▶ WHAT YOU SHOULD DO
Give back every entry below, exactly as written.

-------------------------

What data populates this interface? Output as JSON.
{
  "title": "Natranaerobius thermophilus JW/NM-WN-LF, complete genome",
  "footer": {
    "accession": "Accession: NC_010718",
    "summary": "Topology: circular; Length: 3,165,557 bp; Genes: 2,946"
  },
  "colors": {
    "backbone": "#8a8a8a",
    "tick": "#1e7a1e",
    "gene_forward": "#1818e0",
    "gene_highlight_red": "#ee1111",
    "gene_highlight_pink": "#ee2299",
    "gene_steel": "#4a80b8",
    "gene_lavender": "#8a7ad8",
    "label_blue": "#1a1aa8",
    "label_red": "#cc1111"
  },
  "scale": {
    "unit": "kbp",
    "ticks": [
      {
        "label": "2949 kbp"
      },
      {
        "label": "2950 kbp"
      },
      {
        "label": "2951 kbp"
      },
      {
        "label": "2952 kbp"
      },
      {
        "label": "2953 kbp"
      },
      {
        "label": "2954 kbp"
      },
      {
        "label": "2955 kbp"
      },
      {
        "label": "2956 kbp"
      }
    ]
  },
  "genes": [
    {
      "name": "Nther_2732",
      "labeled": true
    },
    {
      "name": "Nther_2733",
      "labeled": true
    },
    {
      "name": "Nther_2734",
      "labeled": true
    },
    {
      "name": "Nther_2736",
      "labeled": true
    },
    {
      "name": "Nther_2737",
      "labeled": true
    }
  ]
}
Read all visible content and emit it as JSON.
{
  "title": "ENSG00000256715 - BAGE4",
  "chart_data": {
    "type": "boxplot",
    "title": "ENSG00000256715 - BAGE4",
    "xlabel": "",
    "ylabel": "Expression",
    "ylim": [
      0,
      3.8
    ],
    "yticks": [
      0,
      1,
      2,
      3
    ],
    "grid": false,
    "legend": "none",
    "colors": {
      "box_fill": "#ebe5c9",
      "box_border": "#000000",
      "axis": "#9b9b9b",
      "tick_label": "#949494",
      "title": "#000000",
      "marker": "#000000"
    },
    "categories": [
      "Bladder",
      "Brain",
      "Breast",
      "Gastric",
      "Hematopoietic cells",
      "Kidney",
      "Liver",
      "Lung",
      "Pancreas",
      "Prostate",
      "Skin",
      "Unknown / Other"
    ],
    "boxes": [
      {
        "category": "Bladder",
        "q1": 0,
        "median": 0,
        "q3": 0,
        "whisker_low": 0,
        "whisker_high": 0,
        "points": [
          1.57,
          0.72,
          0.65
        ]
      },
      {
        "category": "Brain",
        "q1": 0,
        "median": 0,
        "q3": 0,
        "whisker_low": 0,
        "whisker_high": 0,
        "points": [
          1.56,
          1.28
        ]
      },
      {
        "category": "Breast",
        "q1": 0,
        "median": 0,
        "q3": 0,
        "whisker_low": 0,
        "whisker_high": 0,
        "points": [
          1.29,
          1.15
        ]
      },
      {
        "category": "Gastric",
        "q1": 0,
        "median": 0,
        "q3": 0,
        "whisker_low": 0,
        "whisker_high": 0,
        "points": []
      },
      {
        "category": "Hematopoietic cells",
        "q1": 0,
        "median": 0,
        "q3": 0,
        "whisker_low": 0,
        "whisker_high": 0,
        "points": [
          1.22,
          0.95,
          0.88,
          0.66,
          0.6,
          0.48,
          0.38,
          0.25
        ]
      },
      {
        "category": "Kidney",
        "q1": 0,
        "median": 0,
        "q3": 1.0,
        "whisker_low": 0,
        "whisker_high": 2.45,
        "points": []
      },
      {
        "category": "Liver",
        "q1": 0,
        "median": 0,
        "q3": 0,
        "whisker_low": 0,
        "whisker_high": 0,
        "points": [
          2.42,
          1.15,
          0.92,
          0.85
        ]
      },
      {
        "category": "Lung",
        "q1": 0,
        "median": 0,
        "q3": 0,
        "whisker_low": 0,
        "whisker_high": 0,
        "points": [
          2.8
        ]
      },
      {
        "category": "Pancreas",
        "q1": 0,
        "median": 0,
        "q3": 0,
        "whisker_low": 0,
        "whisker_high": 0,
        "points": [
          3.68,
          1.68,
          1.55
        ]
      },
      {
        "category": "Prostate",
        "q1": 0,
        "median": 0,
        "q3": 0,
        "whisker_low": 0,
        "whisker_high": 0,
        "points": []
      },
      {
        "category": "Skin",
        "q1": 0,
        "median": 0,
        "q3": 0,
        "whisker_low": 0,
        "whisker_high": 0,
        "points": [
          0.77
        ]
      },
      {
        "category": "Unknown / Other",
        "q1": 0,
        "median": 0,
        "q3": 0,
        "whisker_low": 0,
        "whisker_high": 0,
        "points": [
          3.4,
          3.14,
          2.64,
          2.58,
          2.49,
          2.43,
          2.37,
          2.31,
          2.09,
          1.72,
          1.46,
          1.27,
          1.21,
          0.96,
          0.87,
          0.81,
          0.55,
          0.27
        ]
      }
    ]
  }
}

-------------------------

▶ SOLVED PROBLEM
What data populates this interface? Output as JSON.
{
  "title": "Natranaerobius thermophilus JW/NM-WN-LF, complete genome",
  "footer": {
    "accession": "Accession: NC_010718",
    "summary": "Topology: circular; Length: 3,165,557 bp; Genes: 2,946"
  },
  "colors": {
    "backbone": "#8a8a8a",
    "tick": "#1e7a1e",
    "gene_forward": "#1818e0",
    "gene_highlight_red": "#ee1111",
    "gene_highlight_pink": "#ee2299",
    "gene_steel": "#4a80b8",
    "gene_lavender": "#8a7ad8",
    "label_blue": "#1a1aa8",
    "label_red": "#cc1111"
  },
  "scale": {
    "unit": "kbp",
    "ticks": [
      {
        "label": "2949 kbp"
      },
      {
        "label": "2950 kbp"
      },
      {
        "label": "2951 kbp"
      },
      {
        "label": "2952 kbp"
      },
      {
        "label": "2953 kbp"
      },
      {
        "label": "2954 kbp"
      },
      {
        "label": "2955 kbp"
      },
      {
        "label": "2956 kbp"
      }
    ]
  },
  "genes": [
    {
      "name": "Nther_2732",
      "labeled": true
    },
    {
      "name": "Nther_2733",
      "labeled": true
    },
    {
      "name": "Nther_2734",
      "labeled": true
    },
    {
      "name": "Nther_2736",
      "labeled": true
    },
    {
      "name": "Nther_2737",
      "labeled": true
    }
  ]
}
Read all visible content and emit it as JSON.
{
  "title": "ENSG00000256715 - BAGE4",
  "chart_data": {
    "type": "boxplot",
    "title": "ENSG00000256715 - BAGE4",
    "xlabel": "",
    "ylabel": "Expression",
    "ylim": [
      0,
      3.8
    ],
    "yticks": [
      0,
      1,
      2,
      3
    ],
    "grid": false,
    "legend": "none",
    "colors": {
      "box_fill": "#ebe5c9",
      "box_border": "#000000",
      "axis": "#9b9b9b",
      "tick_label": "#949494",
      "title": "#000000",
      "marker": "#000000"
    },
    "categories": [
      "Bladder",
      "Brain",
      "Breast",
      "Gastric",
      "Hematopoietic cells",
      "Kidney",
      "Liver",
      "Lung",
      "Pancreas",
      "Prostate",
      "Skin",
      "Unknown / Other"
    ],
    "boxes": [
      {
        "category": "Bladder",
        "q1": 0,
        "median": 0,
        "q3": 0,
        "whisker_low": 0,
        "whisker_high": 0,
        "points": [
          1.57,
          0.72,
          0.65
        ]
      },
      {
        "category": "Brain",
        "q1": 0,
        "median": 0,
        "q3": 0,
        "whisker_low": 0,
        "whisker_high": 0,
        "points": [
          1.56,
          1.28
        ]
      },
      {
        "category": "Breast",
        "q1": 0,
        "median": 0,
        "q3": 0,
        "whisker_low": 0,
        "whisker_high": 0,
        "points": [
          1.29,
          1.15
        ]
      },
      {
        "category": "Gastric",
        "q1": 0,
        "median": 0,
        "q3": 0,
        "whisker_low": 0,
        "whisker_high": 0,
        "points": []
      },
      {
        "category": "Hematopoietic cells",
        "q1": 0,
        "median": 0,
        "q3": 0,
        "whisker_low": 0,
        "whisker_high": 0,
        "points": [
          1.22,
          0.95,
          0.88,
          0.66,
          0.6,
          0.48,
          0.38,
          0.25
        ]
      },
      {
        "category": "Kidney",
        "q1": 0,
        "median": 0,
        "q3": 1.0,
        "whisker_low": 0,
        "whisker_high": 2.45,
        "points": []
      },
      {
        "category": "Liver",
        "q1": 0,
        "median": 0,
        "q3": 0,
        "whisker_low": 0,
        "whisker_high": 0,
        "points": [
          2.42,
          1.15,
          0.92,
          0.85
        ]
      },
      {
        "category": "Lung",
        "q1": 0,
        "median": 0,
        "q3": 0,
        "whisker_low": 0,
        "whisker_high": 0,
        "points": [
          2.8
        ]
      },
      {
        "category": "Pancreas",
        "q1": 0,
        "median": 0,
        "q3": 0,
        "whisker_low": 0,
        "whisker_high": 0,
        "points": [
          3.68,
          1.68,
          1.55
        ]
      },
      {
        "category": "Prostate",
        "q1": 0,
        "median": 0,
        "q3": 0,
        "whisker_low": 0,
        "whisker_high": 0,
        "points": []
      },
      {
        "category": "Skin",
        "q1": 0,
        "median": 0,
        "q3": 0,
        "whisker_low": 0,
        "whisker_high": 0,
        "points": [
          0.77
        ]
      },
      {
        "category": "Unknown / Other",
        "q1": 0,
        "median": 0,
        "q3": 0,
        "whisker_low": 0,
        "whisker_high": 0,
        "points": [
          3.4,
          3.14,
          2.64,
          2.58,
          2.49,
          2.43,
          2.37,
          2.31,
          2.09,
          1.72,
          1.46,
          1.27,
          1.21,
          0.96,
          0.87,
          0.81,
          0.55,
          0.27
        ]
      }
    ]
  }
}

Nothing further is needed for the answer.